■ Requirements ■
Your answer should be a single number: how many lines in the data below hold the string "管理费用".

- - -

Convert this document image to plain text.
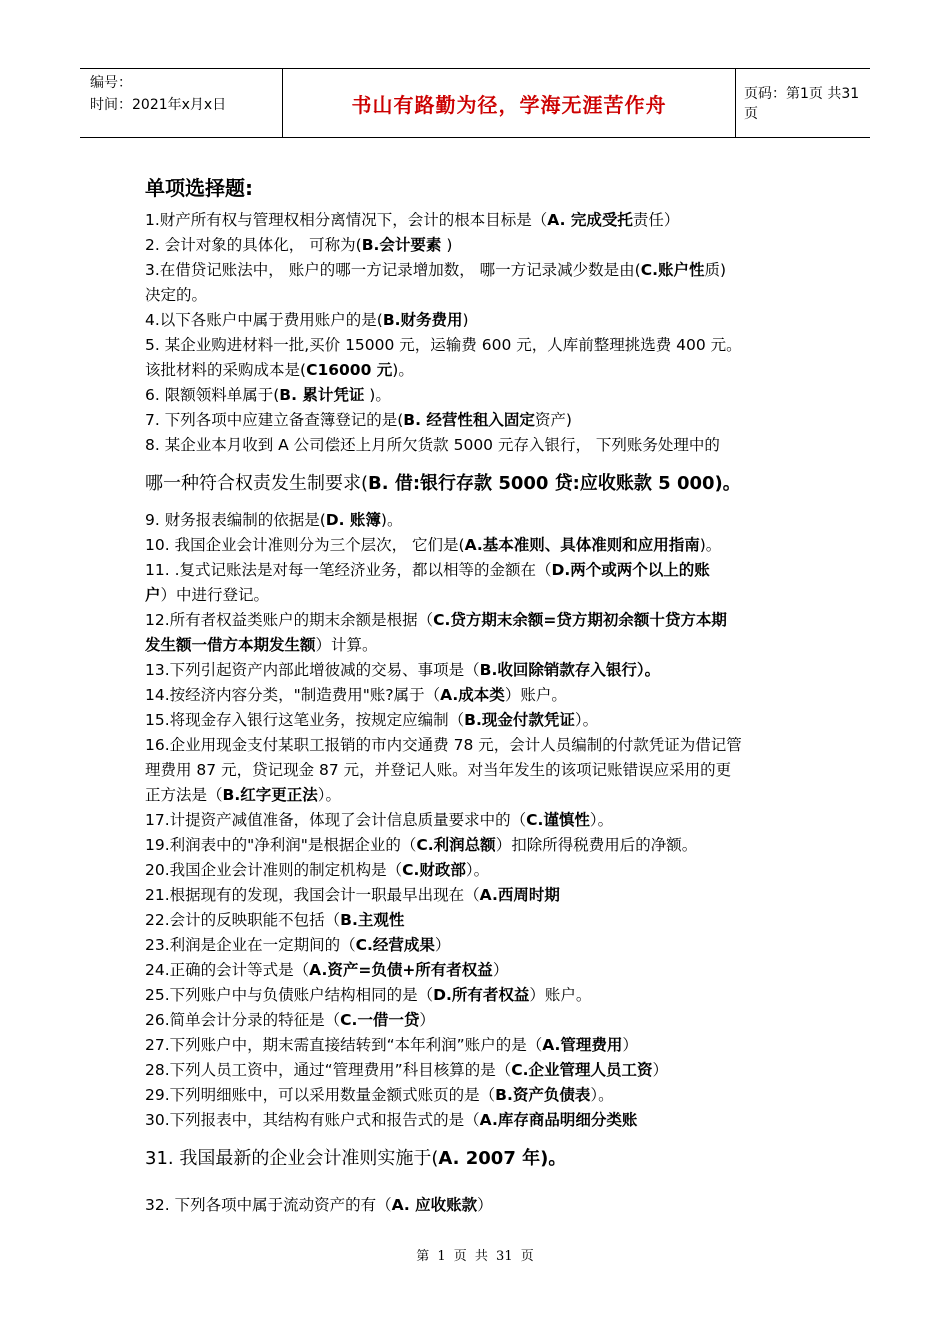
编号：
时间：2021年x月x日	书山有路勤为径，学海无涯苦作舟	页码：第1页 共31页
单项选择题:
1.财产所有权与管理权相分离情况下，会计的根本目标是（A. 完成受托责任）
2. 会计对象的具体化， 可称为(B.会计要素 )
3.在借贷记账法中， 账户的哪一方记录增加数， 哪一方记录减少数是由(C.账户性质)
决定的。
4.以下各账户中属于费用账户的是(B.财务费用)
5. 某企业购进材料一批,买价 15000 元，运输费 600 元，人库前整理挑选费 400 元。
该批材料的采购成本是(C16000 元)。
6. 限额领料单属于(B. 累计凭证 )。
7. 下列各项中应建立备查簿登记的是(B. 经营性租入固定资产)
8. 某企业本月收到 A 公司偿还上月所欠货款 5000 元存入银行， 下列账务处理中的
哪一种符合权责发生制要求(B. 借:银行存款 5000 贷:应收账款 5 000)。
9. 财务报表编制的依据是(D. 账簿)。
10. 我国企业会计准则分为三个层次， 它们是(A.基本准则、具体准则和应用指南)。
11. .复式记账法是对每一笔经济业务，都以相等的金额在（D.两个或两个以上的账
户）中进行登记。
12.所有者权益类账户的期末余额是根据（C.贷方期末余额=贷方期初余额十贷方本期
发生额一借方本期发生额）计算。
13.下列引起资产内部此增彼减的交易、事项是（B.收回除销款存入银行）。
14.按经济内容分类，"制造费用"账?属于（A.成本类）账户。
15.将现金存入银行这笔业务，按规定应编制（B.现金付款凭证）。
16.企业用现金支付某职工报销的市内交通费 78 元，会计人员编制的付款凭证为借记管
理费用 87 元，贷记现金 87 元，并登记人账。对当年发生的该项记账错误应采用的更
正方法是（B.红字更正法）。
17.计提资产减值准备，体现了会计信息质量要求中的（C.谨慎性）。
19.利润表中的"净利润"是根据企业的（C.利润总额）扣除所得税费用后的净额。
20.我国企业会计准则的制定机构是（C.财政部）。
21.根据现有的发现，我国会计一职最早出现在（A.西周时期
22.会计的反映职能不包括（B.主观性
23.利润是企业在一定期间的（C.经营成果）
24.正确的会计等式是（A.资产=负债+所有者权益）
25.下列账户中与负债账户结构相同的是（D.所有者权益）账户。
26.简单会计分录的特征是（C.一借一贷）
27.下列账户中，期末需直接结转到“本年利润”账户的是（A.管理费用）
28.下列人员工资中，通过“管理费用”科目核算的是（C.企业管理人员工资）
29.下列明细账中，可以采用数量金额式账页的是（B.资产负债表）。
30.下列报表中，其结构有账户式和报告式的是（A.库存商品明细分类账
31. 我国最新的企业会计准则实施于(A. 2007 年)。
32. 下列各项中属于流动资产的有（A. 应收账款）
第 1 页 共 31 页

- - -

■ Task solution ■
2